- REQUIRED TASK 1
Write out the passage on abalone poaching word for word, from "It explained that" up to and including "throughout the country.".
- REQUIRED TASK 2
Extend the passage on abalone poaching in South Africa, picking up after its final sentence.

- DOCUMENT PASSAGE
>>>
It explained that abalone poaching occurred along most of South Africa’s coastline, with hot spots in the Cape peninsula and Overberg regions of the Western Cape, the portion of the Eastern Cape coast up to Gqeberha, and further north up to the Wild Coast. Once caught, the product is shucked and dried at some of the many processing facilities throughout the country.

Dried abalone is smuggled to Hong Kong, an abalone trade hub that imports thousands of tons of the mollusc each year.

GLOBAL routes of illicit abalone trade and abalone poaching territory in the Western and Eastern Cape provinces in South Africa. | GI-TOC

“While the gangsters brought violence and drugs to South Africa’s fishing communities, the poaching economy provided a revenue stream for gangs to buy weapons and drugs, thereby handing gangs greater power and having a transformative effect on the gangs themselves,” the GI-TOC said.
<<<
- LISTING
>>>
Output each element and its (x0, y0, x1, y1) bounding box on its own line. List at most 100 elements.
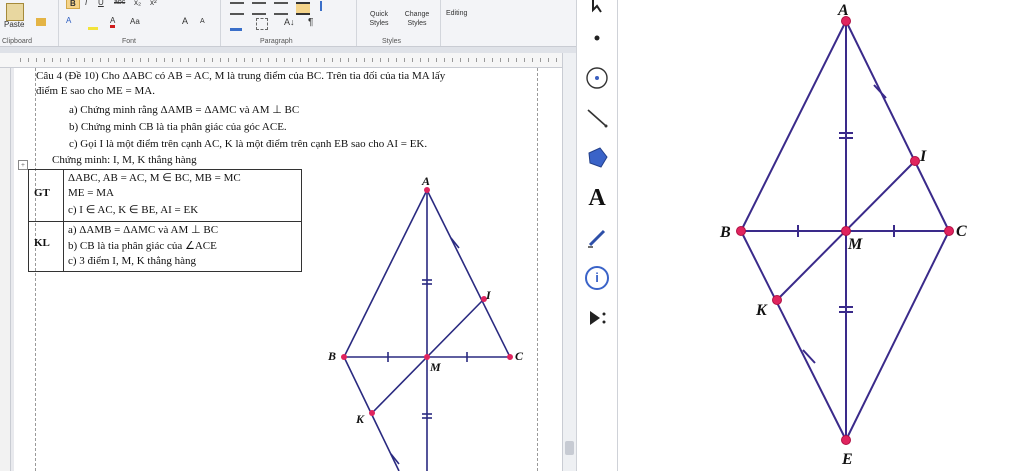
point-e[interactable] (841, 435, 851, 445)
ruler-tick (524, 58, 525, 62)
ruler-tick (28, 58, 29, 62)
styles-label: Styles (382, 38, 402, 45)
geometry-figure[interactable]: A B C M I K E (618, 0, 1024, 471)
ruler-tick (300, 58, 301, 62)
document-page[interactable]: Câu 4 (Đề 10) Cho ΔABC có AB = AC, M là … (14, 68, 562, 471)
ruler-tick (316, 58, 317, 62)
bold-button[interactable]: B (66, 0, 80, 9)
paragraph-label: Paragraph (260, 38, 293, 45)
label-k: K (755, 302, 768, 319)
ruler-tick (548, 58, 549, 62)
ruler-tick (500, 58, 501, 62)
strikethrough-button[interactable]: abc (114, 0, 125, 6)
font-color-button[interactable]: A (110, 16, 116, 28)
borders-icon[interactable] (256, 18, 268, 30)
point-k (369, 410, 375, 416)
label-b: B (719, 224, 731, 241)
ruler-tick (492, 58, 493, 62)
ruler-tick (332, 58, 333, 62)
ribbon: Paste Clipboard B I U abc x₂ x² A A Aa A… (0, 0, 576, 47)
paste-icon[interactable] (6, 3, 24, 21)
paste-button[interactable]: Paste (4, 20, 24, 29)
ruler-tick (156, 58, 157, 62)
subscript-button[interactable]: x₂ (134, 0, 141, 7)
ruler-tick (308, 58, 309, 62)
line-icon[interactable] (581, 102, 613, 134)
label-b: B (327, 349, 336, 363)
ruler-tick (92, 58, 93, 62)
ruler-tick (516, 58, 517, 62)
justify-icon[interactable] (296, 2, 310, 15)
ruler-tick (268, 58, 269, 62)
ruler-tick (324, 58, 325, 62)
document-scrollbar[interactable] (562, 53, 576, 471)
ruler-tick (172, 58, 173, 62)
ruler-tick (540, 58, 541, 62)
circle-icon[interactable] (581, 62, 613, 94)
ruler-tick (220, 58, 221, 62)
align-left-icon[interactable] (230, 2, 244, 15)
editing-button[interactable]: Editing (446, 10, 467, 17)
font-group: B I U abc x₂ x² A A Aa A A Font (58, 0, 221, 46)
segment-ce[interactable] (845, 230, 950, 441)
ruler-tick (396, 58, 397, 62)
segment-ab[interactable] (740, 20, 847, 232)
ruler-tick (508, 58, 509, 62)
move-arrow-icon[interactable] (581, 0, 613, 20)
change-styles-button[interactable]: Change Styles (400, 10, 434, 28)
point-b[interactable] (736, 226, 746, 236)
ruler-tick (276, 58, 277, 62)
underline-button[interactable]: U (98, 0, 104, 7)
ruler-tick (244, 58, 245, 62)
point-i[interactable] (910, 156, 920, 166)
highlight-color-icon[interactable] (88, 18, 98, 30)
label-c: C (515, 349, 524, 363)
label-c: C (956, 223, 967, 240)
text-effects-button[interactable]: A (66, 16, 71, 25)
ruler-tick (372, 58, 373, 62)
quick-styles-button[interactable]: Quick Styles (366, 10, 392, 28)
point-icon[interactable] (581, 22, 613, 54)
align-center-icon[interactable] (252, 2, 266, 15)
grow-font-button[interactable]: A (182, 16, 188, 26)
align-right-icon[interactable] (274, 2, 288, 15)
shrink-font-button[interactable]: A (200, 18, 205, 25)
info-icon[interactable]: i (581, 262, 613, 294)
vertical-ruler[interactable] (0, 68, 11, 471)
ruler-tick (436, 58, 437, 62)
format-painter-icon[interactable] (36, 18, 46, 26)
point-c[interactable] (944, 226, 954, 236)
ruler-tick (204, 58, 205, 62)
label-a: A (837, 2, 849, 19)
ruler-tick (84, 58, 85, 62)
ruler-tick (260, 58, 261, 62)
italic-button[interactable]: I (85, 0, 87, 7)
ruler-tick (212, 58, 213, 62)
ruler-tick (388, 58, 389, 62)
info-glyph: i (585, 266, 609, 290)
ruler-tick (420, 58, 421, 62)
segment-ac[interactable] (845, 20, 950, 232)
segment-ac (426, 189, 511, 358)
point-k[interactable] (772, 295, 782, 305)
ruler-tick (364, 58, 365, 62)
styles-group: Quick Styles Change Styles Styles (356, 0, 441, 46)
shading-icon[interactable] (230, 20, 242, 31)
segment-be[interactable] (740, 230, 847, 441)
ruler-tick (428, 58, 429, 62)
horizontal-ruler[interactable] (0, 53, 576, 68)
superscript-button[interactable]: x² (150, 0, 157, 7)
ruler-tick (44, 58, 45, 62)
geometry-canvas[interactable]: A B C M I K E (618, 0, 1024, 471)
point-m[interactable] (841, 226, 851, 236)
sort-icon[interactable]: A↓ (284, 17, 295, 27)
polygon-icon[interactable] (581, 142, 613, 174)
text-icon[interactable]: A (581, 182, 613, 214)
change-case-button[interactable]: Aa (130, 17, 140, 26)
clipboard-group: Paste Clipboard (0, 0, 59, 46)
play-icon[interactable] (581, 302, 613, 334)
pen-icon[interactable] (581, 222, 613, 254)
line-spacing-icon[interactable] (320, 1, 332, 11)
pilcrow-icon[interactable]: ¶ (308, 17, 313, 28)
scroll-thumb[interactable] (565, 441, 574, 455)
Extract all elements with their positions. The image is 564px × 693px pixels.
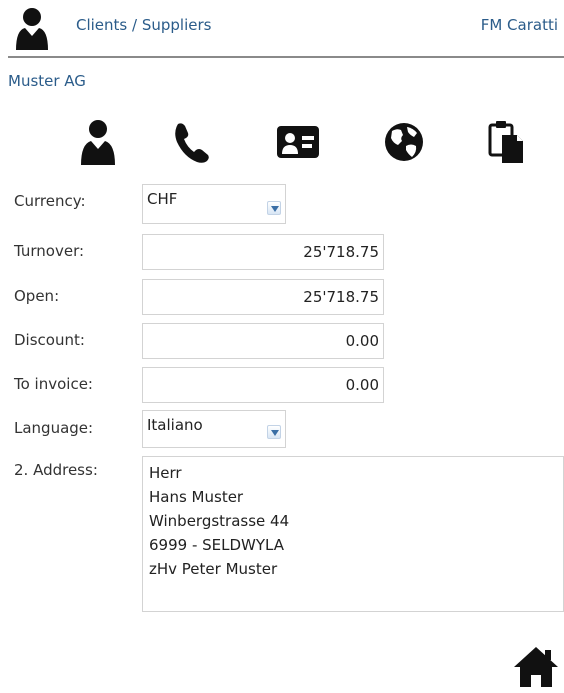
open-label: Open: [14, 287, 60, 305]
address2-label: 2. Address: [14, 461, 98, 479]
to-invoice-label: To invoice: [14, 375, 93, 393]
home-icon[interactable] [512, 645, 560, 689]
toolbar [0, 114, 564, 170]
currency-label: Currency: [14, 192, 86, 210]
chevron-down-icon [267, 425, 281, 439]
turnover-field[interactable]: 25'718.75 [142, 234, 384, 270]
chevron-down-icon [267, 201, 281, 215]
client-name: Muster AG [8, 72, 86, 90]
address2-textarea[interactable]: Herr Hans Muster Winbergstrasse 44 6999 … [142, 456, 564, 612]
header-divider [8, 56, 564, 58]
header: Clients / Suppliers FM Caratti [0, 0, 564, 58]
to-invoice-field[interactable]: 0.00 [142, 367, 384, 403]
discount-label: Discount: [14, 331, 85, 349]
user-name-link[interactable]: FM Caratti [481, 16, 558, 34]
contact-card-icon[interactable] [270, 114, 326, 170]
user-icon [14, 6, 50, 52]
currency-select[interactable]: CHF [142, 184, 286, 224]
<<<
- WRITTEN REPLY 1
It explained that abalone poaching occurred along most of South Africa’s coastline, with hot spots in the Cape peninsula and Overberg regions of the Western Cape, the portion of the Eastern Cape coast up to Gqeberha, and further north up to the Wild Coast. Once caught, the product is shucked and dried at some of the many processing facilities throughout the country.

- WRITTEN REPLY 2
The GI-TOC explained that today the abalone market was a complex ecosystem. As of 2020, five distinct groups of actors could be identified working in the illegal trade: poaching syndicates (known as ‘divers’) that developed out of coloured fishing communities in the Western Cape; black poaching syndicates and divers from the Eastern Cape, working in the Overberg and Cape Town area, who are increasingly affiliated with gangs; Cape criminal gangs, in particular those associated with the notorious 28s prison gang; Somali (and sometimes Congolese) South Africa-based middlemen buying from black divers, and arranging transport and laundering for Chinese buyers; and Chinese networks encompassing buyers, driers and exporters.

These elements of the supply chain suggest a striking division between local actors, operating primarily in the bottom half of the value chain, and foreign nationals operating mainly at the top.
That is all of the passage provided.